Skip every image and restate the data word for word.

▶ **Stored records**
________________________________________

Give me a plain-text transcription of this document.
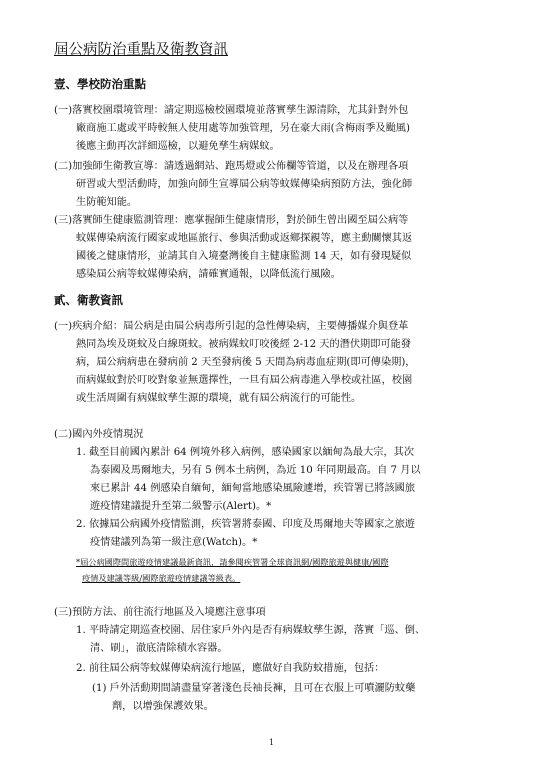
屆公病防治重點及衛教資訊
壹、學校防治重點
(一)落實校園環境管理：請定期巡檢校園環境並落實孳生源清除，尤其針對外包
廠商施工處或平時較無人使用處等加強管理，另在豪大雨(含梅雨季及颱風)
後應主動再次詳細巡檢，以避免孳生病媒蚊。
(二)加強師生衛教宣導：請透過網站、跑馬燈或公佈欄等管道，以及在辦理各項
研習或大型活動時，加強向師生宣導屆公病等蚊媒傳染病預防方法，強化師
生防範知能。
(三)落實師生健康監測管理：應掌握師生健康情形，對於師生曾出國至屆公病等
蚊媒傳染病流行國家或地區旅行、參與活動或返鄉探親等，應主動關懷其返
國後之健康情形，並請其自入境臺灣後自主健康監測 14 天，如有發現疑似
感染屆公病等蚊媒傳染病，請確實通報，以降低流行風險。
貳、衛教資訊
(一)疾病介紹：屆公病是由屆公病毒所引起的急性傳染病，主要傳播媒介與登革
熱同為埃及斑蚊及白線斑蚊。被病媒蚊叮咬後經 2-12 天的潛伏期即可能發
病，屆公病病患在發病前 2 天至發病後 5 天間為病毒血症期(即可傳染期)，
而病媒蚊對於叮咬對象並無選擇性，一旦有屆公病毒進入學校或社區，校園
或生活周圍有病媒蚊孳生源的環境，就有屆公病流行的可能性。
(二)國內外疫情現況
1. 截至目前國內累計 64 例境外移入病例，感染國家以緬甸為最大宗，其次
為泰國及馬爾地夫，另有 5 例本土病例，為近 10 年同期最高。自 7 月以
來已累計 44 例感染自緬甸，緬甸當地感染風險遽增，疾管署已將該國旅
遊疫情建議提升至第二級警示(Alert)。*
2. 依據屆公病國外疫情監測，疾管署將泰國、印度及馬爾地夫等國家之旅遊
疫情建議列為第一級注意(Watch)。*
*屆公病國際間旅遊疫情建議最新資訊，請參閱疾管署全球資訊網/國際旅遊與健康/國際
疫情及建議等級/國際旅遊疫情建議等級表。
(三)預防方法、前往流行地區及入境應注意事項
1. 平時請定期巡查校園、居住家戶外內是否有病媒蚊孳生源，落實「巡、倒、
清、刷」，澈底清除積水容器。
2. 前往屆公病等蚊媒傳染病流行地區，應做好自我防蚊措施，包括：
(1) 戶外活動期間請盡量穿著淺色長袖長褲，且可在衣服上可噴灑防蚊藥
劑，以增強保護效果。
1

________________________________________

▶ **The result**
Give me a plain-text transcription of this document.
屆公病防治重點及衛教資訊
壹、學校防治重點
(一)落實校園環境管理：請定期巡檢校園環境並落實孳生源清除，尤其針對外包
廠商施工處或平時較無人使用處等加強管理，另在豪大雨(含梅雨季及颱風)
後應主動再次詳細巡檢，以避免孳生病媒蚊。
(二)加強師生衛教宣導：請透過網站、跑馬燈或公佈欄等管道，以及在辦理各項
研習或大型活動時，加強向師生宣導屆公病等蚊媒傳染病預防方法，強化師
生防範知能。
(三)落實師生健康監測管理：應掌握師生健康情形，對於師生曾出國至屆公病等
蚊媒傳染病流行國家或地區旅行、參與活動或返鄉探親等，應主動關懷其返
國後之健康情形，並請其自入境臺灣後自主健康監測 14 天，如有發現疑似
感染屆公病等蚊媒傳染病，請確實通報，以降低流行風險。
貳、衛教資訊
(一)疾病介紹：屆公病是由屆公病毒所引起的急性傳染病，主要傳播媒介與登革
熱同為埃及斑蚊及白線斑蚊。被病媒蚊叮咬後經 2-12 天的潛伏期即可能發
病，屆公病病患在發病前 2 天至發病後 5 天間為病毒血症期(即可傳染期)，
而病媒蚊對於叮咬對象並無選擇性，一旦有屆公病毒進入學校或社區，校園
或生活周圍有病媒蚊孳生源的環境，就有屆公病流行的可能性。
(二)國內外疫情現況
1. 截至目前國內累計 64 例境外移入病例，感染國家以緬甸為最大宗，其次
為泰國及馬爾地夫，另有 5 例本土病例，為近 10 年同期最高。自 7 月以
來已累計 44 例感染自緬甸，緬甸當地感染風險遽增，疾管署已將該國旅
遊疫情建議提升至第二級警示(Alert)。*
2. 依據屆公病國外疫情監測，疾管署將泰國、印度及馬爾地夫等國家之旅遊
疫情建議列為第一級注意(Watch)。*
*屆公病國際間旅遊疫情建議最新資訊，請參閱疾管署全球資訊網/國際旅遊與健康/國際
疫情及建議等級/國際旅遊疫情建議等級表。
(三)預防方法、前往流行地區及入境應注意事項
1. 平時請定期巡查校園、居住家戶外內是否有病媒蚊孳生源，落實「巡、倒、
清、刷」，澈底清除積水容器。
2. 前往屆公病等蚊媒傳染病流行地區，應做好自我防蚊措施，包括：
(1) 戶外活動期間請盡量穿著淺色長袖長褲，且可在衣服上可噴灑防蚊藥
劑，以增強保護效果。
1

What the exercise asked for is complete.